* Directive
Repeat the lines from the one containing "OCR this image." through the last line of the data, exactly, pictures omitted.

* The records
..........

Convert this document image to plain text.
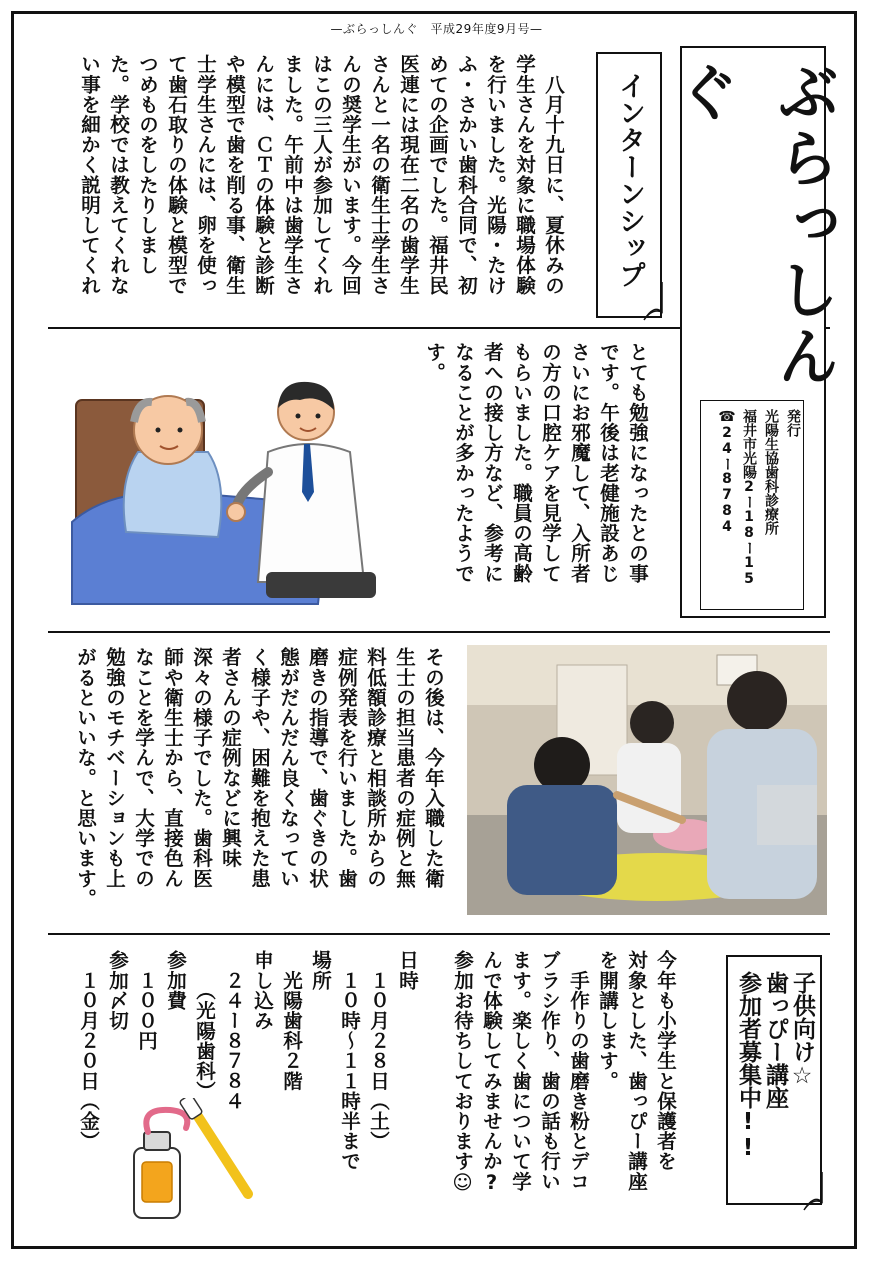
—ぶらっしんぐ　平成29年度9月号—
ぶらっしんぐ
発行
光陽生協歯科診療所
福井市光陽2ー18ー15
☎24ー8784
インターンシップ
　八月十九日に、夏休みの
学生さんを対象に職場体験
を行いました。光陽・たけ
ふ・さかい歯科合同で、初
めての企画でした。福井民
医連には現在二名の歯学生
さんと一名の衛生士学生さ
んの奨学生がいます。今回
はこの三人が参加してくれ
ました。午前中は歯学生さ
んには、ＣＴの体験と診断
や模型で歯を削る事、衛生
士学生さんには、卵を使っ
て歯石取りの体験と模型で
つめものをしたりしまし
た。学校では教えてくれな
い事を細かく説明してくれ
とても勉強になったとの事
です。午後は老健施設あじ
さいにお邪魔して、入所者
の方の口腔ケアを見学して
もらいました。職員の高齢
者への接し方など、参考に
なることが多かったようで
す。
その後は、今年入職した衛
生士の担当患者の症例と無
料低額診療と相談所からの
症例発表を行いました。歯
磨きの指導で、歯ぐきの状
態がだんだん良くなってい
く様子や、困難を抱えた患
者さんの症例などに興味
深々の様子でした。歯科医
師や衛生士から、直接色ん
なことを学んで、大学での
勉強のモチベーションも上
がるといいな。と思います。
子供向け☆
歯っぴー講座
参加者募集中!!
今年も小学生と保護者を
対象とした、歯っぴー講座
を開講します。
　手作りの歯磨き粉とデコ
ブラシ作り、歯の話も行い
ます。楽しく歯について学
んで体験してみませんか?
参加お待ちしております☺
日時
　１０月２８日（土）
　１０時〜１１時半まで
場所
　光陽歯科２階
申し込み
　２４ー８７８４
　　（光陽歯科）
参加費
　１００円
参加〆切
　１０月２０日（金）
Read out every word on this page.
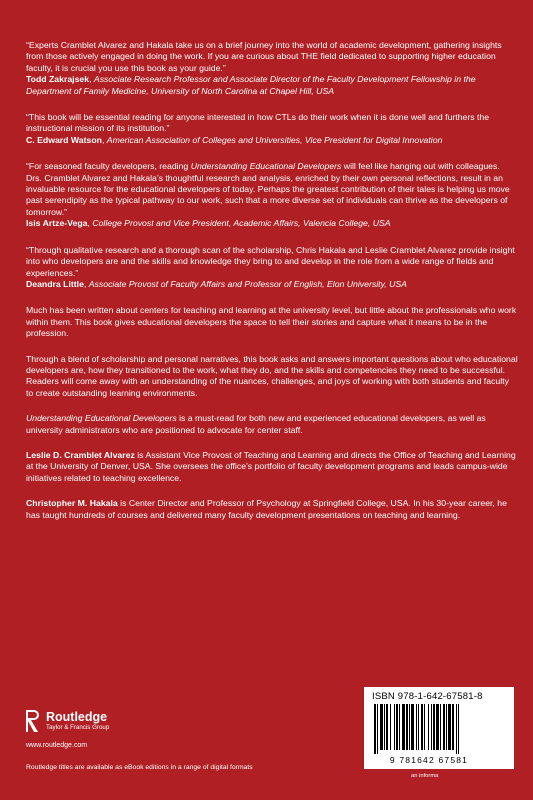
“Experts Cramblet Alvarez and Hakala take us on a brief journey into the world of academic development, gathering insights from those actively engaged in doing the work. If you are curious about THE field dedicated to supporting higher education faculty, it is crucial you use this book as your guide.”

Todd Zakrajsek, Associate Research Professor and Associate Director of the Faculty Development Fellowship in the Department of Family Medicine, University of North Carolina at Chapel Hill, USA

“This book will be essential reading for anyone interested in how CTLs do their work when it is done well and furthers the instructional mission of its institution.”

C. Edward Watson, American Association of Colleges and Universities, Vice President for Digital Innovation

“For seasoned faculty developers, reading Understanding Educational Developers will feel like hanging out with colleagues. Drs. Cramblet Alvarez and Hakala’s thoughtful research and analysis, enriched by their own personal reflections, result in an invaluable resource for the educational developers of today. Perhaps the greatest contribution of their tales is helping us move past serendipity as the typical pathway to our work, such that a more diverse set of individuals can thrive as the developers of tomorrow.”

Isis Artze-Vega, College Provost and Vice President, Academic Affairs, Valencia College, USA

“Through qualitative research and a thorough scan of the scholarship, Chris Hakala and Leslie Cramblet Alvarez provide insight into who developers are and the skills and knowledge they bring to and develop in the role from a wide range of fields and experiences.”

Deandra Little, Associate Provost of Faculty Affairs and Professor of English, Elon University, USA

Much has been written about centers for teaching and learning at the university level, but little about the professionals who work within them. This book gives educational developers the space to tell their stories and capture what it means to be in the profession.

Through a blend of scholarship and personal narratives, this book asks and answers important questions about who educational developers are, how they transitioned to the work, what they do, and the skills and competencies they need to be successful. Readers will come away with an understanding of the nuances, challenges, and joys of working with both students and faculty to create outstanding learning environments.

Understanding Educational Developers is a must-read for both new and experienced educational developers, as well as university administrators who are positioned to advocate for center staff.

Leslie D. Cramblet Alvarez is Assistant Vice Provost of Teaching and Learning and directs the Office of Teaching and Learning at the University of Denver, USA. She oversees the office’s portfolio of faculty development programs and leads campus-wide initiatives related to teaching excellence.

Christopher M. Hakala is Center Director and Professor of Psychology at Springfield College, USA. In his 30-year career, he has taught hundreds of courses and delivered many faculty development presentations on teaching and learning.

Routledge
Taylor & Francis Group
www.routledge.com
Routledge titles are available as eBook editions in a range of digital formats
ISBN 978-1-642-67581-8
9 781642 67581
an informa
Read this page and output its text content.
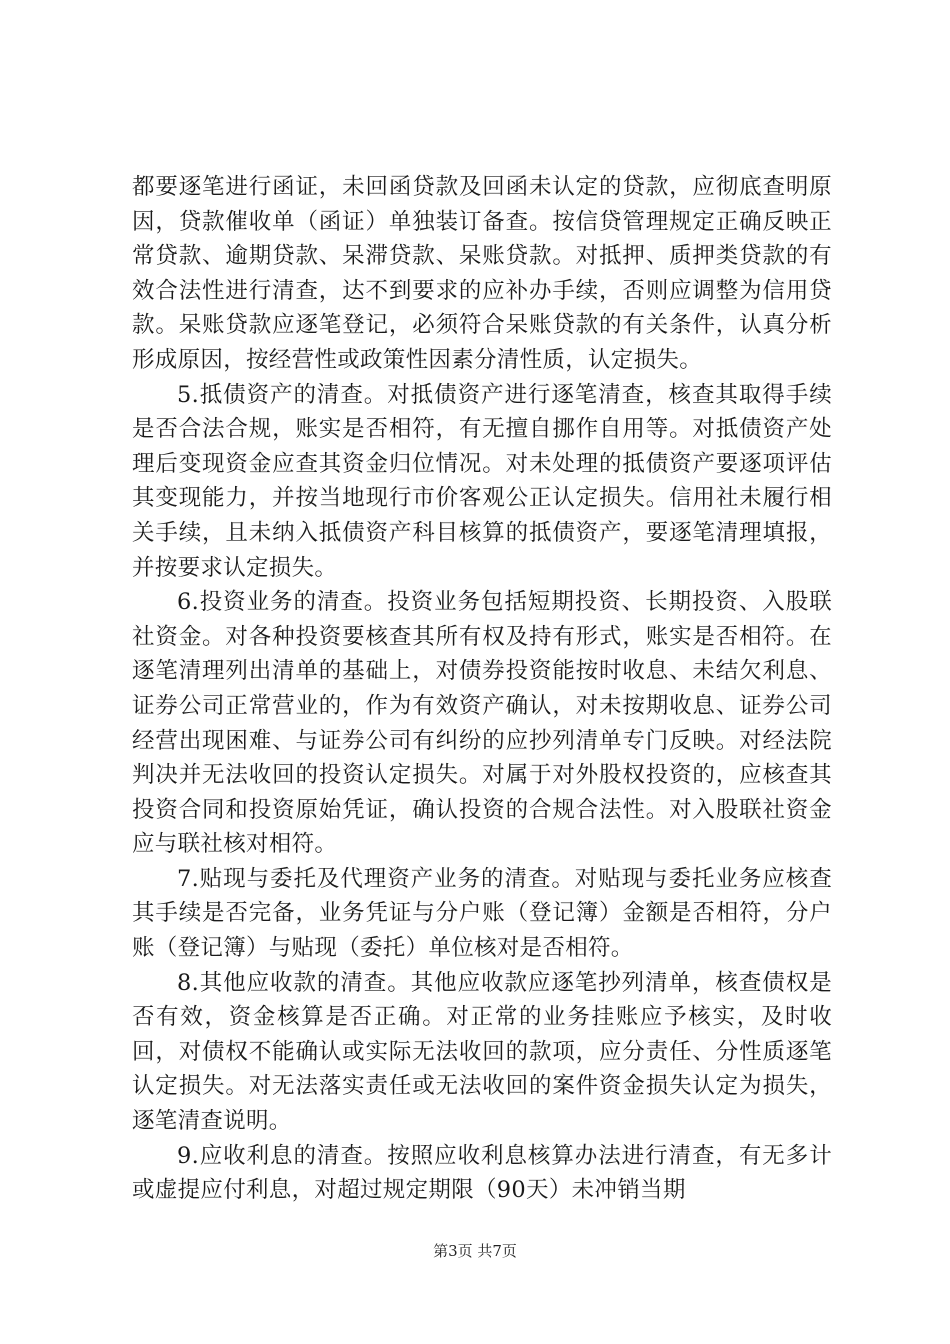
都要逐笔进行函证，未回函贷款及回函未认定的贷款，应彻底查明原因，贷款催收单（函证）单独装订备查。按信贷管理规定正确反映正常贷款、逾期贷款、呆滞贷款、呆账贷款。对抵押、质押类贷款的有效合法性进行清查，达不到要求的应补办手续，否则应调整为信用贷款。呆账贷款应逐笔登记，必须符合呆账贷款的有关条件，认真分析形成原因，按经营性或政策性因素分清性质，认定损失。

5.抵债资产的清查。对抵债资产进行逐笔清查，核查其取得手续是否合法合规，账实是否相符，有无擅自挪作自用等。对抵债资产处理后变现资金应查其资金归位情况。对未处理的抵债资产要逐项评估其变现能力，并按当地现行市价客观公正认定损失。信用社未履行相关手续，且未纳入抵债资产科目核算的抵债资产，要逐笔清理填报，并按要求认定损失。

6.投资业务的清查。投资业务包括短期投资、长期投资、入股联社资金。对各种投资要核查其所有权及持有形式，账实是否相符。在逐笔清理列出清单的基础上，对债券投资能按时收息、未结欠利息、证券公司正常营业的，作为有效资产确认，对未按期收息、证券公司经营出现困难、与证券公司有纠纷的应抄列清单专门反映。对经法院判决并无法收回的投资认定损失。对属于对外股权投资的，应核查其投资合同和投资原始凭证，确认投资的合规合法性。对入股联社资金应与联社核对相符。

7.贴现与委托及代理资产业务的清查。对贴现与委托业务应核查其手续是否完备，业务凭证与分户账（登记簿）金额是否相符，分户账（登记簿）与贴现（委托）单位核对是否相符。

8.其他应收款的清查。其他应收款应逐笔抄列清单，核查债权是否有效，资金核算是否正确。对正常的业务挂账应予核实，及时收回，对债权不能确认或实际无法收回的款项，应分责任、分性质逐笔认定损失。对无法落实责任或无法收回的案件资金损失认定为损失，逐笔清查说明。

9.应收利息的清查。按照应收利息核算办法进行清查，有无多计或虚提应付利息，对超过规定期限（90天）未冲销当期

第3页 共7页
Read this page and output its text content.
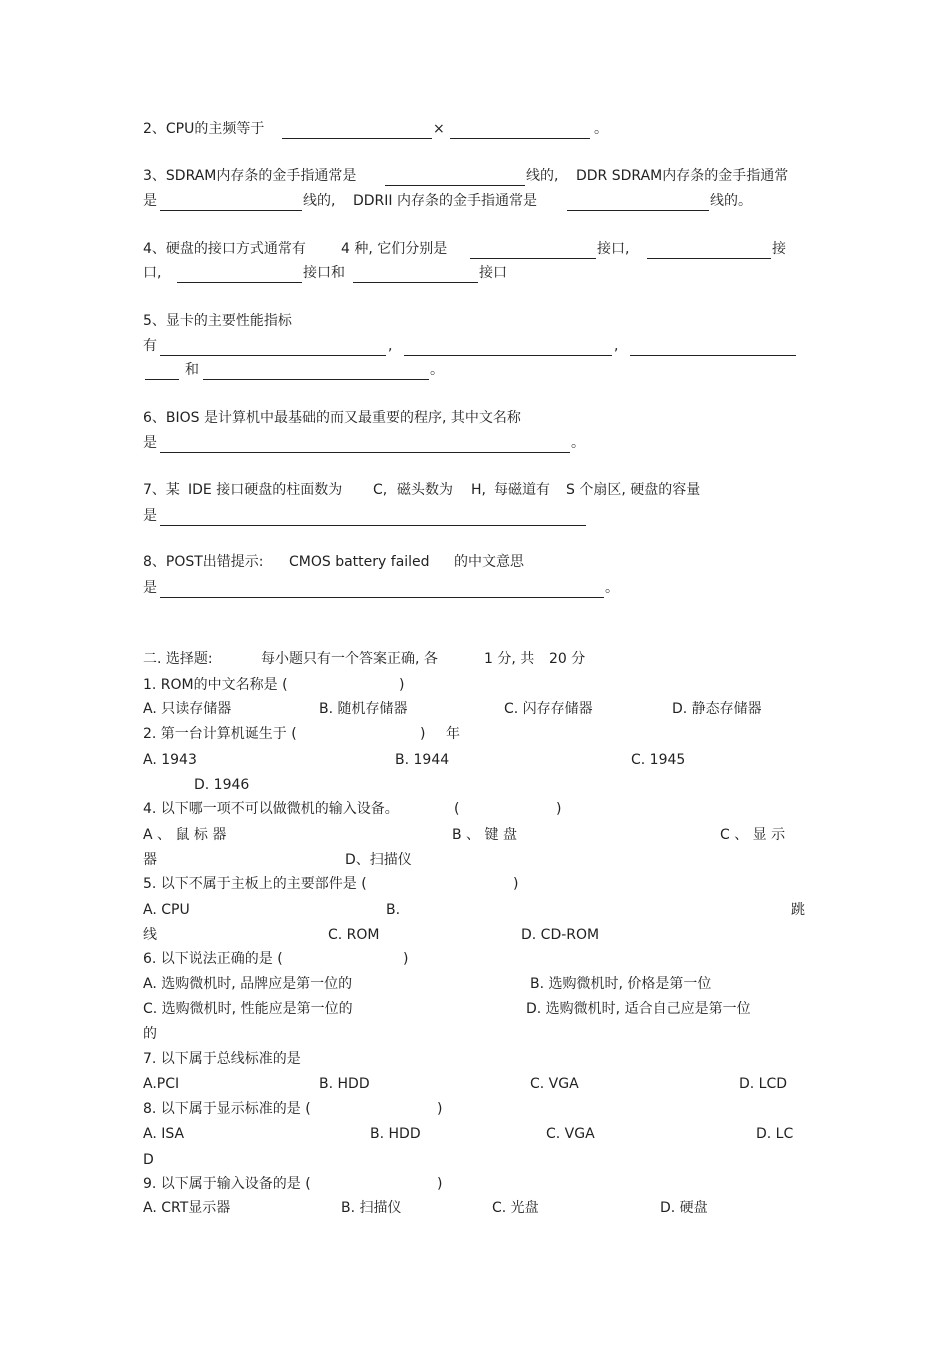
2、CPU的主频等于	×	。
3、SDRAM内存条的金手指通常是	线的, DDR SDRAM内存条的金手指通常
是	线的, DDRII 内存条的金手指通常是	线的。
4、硬盘的接口方式通常有	4 种, 它们分别是	接口,	接
口,	接口和	接口
5、显卡的主要性能指标
有	,	,
和	。
6、BIOS 是计算机中最基础的而又最重要的程序, 其中文名称
是	。
7、某 IDE 接口硬盘的柱面数为 C, 磁头数为 H, 每磁道有 S 个扇区, 硬盘的容量
是
8、POST出错提示: CMOS battery failed 的中文意思
是	。
二. 选择题:	每小题只有一个答案正确, 各	1 分, 共 20 分
1. ROM的中文名称是 (	)
A. 只读存储器	B. 随机存储器	C. 闪存存储器	D. 静态存储器
2. 第一台计算机诞生于 (	) 年
A. 1943	B. 1944	C. 1945
D. 1946
4. 以下哪一项不可以做微机的输入设备。	(	)
A 、 鼠 标 器	B 、 键 盘	C 、 显 示
器	D、扫描仪
5. 以下不属于主板上的主要部件是 (	)
A. CPU	B.	跳
线	C. ROM	D. CD-ROM
6. 以下说法正确的是 (	)
A. 选购微机时, 品牌应是第一位的	B. 选购微机时, 价格是第一位
C. 选购微机时, 性能应是第一位的	D. 选购微机时, 适合自己应是第一位
的
7. 以下属于总线标准的是
A.PCI	B. HDD	C. VGA	D. LCD
8. 以下属于显示标准的是 (	)
A. ISA	B. HDD	C. VGA	D. LC
D
9. 以下属于输入设备的是 (	)
A. CRT显示器	B. 扫描仪	C. 光盘	D. 硬盘
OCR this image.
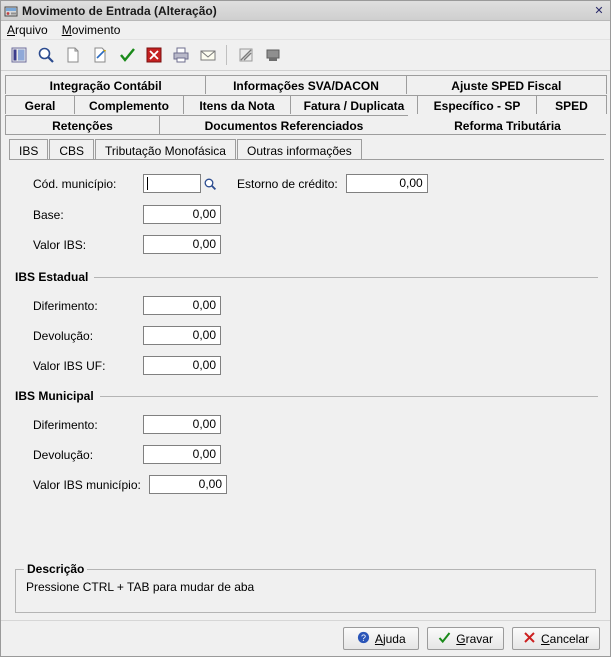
Movimento de Entrada (Alteração)	✕
Arquivo Movimento
Integração Contábil	Informações SVA/DACON	Ajuste SPED Fiscal
Geral	Complemento	Itens da Nota Fatura / Duplicata Específico - SP	SPED
Retenções	Documentos Referenciados	Reforma Tributária
IBS CBS Tributação Monofásica Outras informações
Cód. município:	Estorno de crédito:	0,00
Base:	0,00
Valor IBS:	0,00
IBS Estadual
Diferimento:	0,00
Devolução:	0,00
Valor IBS UF:	0,00
IBS Municipal
Diferimento:	0,00
Devolução:	0,00
Valor IBS município:	0,00
Descrição
Pressione CTRL + TAB para mudar de aba
? Ajuda	Gravar	Cancelar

..........

* Solution to the problem
OCR this image.
Movimento de Entrada (Alteração)	✕
Arquivo Movimento
Integração Contábil	Informações SVA/DACON	Ajuste SPED Fiscal
Geral	Complemento	Itens da Nota Fatura / Duplicata Específico - SP	SPED
Retenções	Documentos Referenciados	Reforma Tributária
IBS CBS Tributação Monofásica Outras informações
Cód. município:	Estorno de crédito:	0,00
Base:	0,00
Valor IBS:	0,00
IBS Estadual
Diferimento:	0,00
Devolução:	0,00
Valor IBS UF:	0,00
IBS Municipal
Diferimento:	0,00
Devolução:	0,00
Valor IBS município:	0,00
Descrição
Pressione CTRL + TAB para mudar de aba
? Ajuda	Gravar	Cancelar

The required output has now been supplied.